Exercise prompt: Copy each line below that includes "text".
* * * * * * *
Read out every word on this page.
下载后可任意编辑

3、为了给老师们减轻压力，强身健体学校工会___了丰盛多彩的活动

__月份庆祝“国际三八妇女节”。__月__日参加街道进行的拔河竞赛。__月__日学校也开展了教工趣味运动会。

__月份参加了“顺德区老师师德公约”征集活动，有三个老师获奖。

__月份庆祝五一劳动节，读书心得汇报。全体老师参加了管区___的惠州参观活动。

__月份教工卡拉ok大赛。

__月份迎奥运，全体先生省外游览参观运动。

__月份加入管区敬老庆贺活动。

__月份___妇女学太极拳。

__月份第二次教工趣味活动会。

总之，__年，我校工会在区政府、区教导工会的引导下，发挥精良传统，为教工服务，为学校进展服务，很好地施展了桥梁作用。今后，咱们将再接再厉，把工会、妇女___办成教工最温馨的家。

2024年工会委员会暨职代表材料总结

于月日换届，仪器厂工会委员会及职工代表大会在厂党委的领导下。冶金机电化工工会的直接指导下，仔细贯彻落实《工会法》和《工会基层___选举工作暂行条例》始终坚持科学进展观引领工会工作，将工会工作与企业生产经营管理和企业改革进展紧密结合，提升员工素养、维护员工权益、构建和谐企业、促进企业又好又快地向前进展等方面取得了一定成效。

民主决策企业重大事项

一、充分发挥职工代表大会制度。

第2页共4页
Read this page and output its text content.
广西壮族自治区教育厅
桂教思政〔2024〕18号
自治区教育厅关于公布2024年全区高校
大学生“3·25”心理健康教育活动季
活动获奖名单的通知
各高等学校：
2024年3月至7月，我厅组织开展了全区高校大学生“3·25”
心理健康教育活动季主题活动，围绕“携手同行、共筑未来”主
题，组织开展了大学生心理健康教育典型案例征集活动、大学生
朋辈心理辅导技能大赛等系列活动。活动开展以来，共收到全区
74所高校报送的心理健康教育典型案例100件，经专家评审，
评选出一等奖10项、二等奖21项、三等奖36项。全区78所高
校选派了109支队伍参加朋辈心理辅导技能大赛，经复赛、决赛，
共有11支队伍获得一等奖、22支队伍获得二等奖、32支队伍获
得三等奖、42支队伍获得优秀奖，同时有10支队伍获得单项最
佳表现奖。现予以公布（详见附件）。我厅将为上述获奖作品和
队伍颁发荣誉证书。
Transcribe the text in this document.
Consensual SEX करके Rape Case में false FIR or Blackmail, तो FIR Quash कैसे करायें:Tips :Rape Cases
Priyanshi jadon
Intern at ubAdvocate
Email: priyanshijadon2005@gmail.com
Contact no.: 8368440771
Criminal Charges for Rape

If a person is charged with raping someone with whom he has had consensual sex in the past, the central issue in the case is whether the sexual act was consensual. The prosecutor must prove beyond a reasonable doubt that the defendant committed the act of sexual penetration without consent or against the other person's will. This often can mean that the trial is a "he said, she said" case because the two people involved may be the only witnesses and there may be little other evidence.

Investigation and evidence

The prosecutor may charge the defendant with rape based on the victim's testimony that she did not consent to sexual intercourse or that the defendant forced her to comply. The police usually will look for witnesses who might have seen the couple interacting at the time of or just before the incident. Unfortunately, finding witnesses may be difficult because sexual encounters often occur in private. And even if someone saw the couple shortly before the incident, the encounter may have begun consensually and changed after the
* * * * * * *
Exercise solution:
Read this page and output its text content.
Transcribe the text in this document.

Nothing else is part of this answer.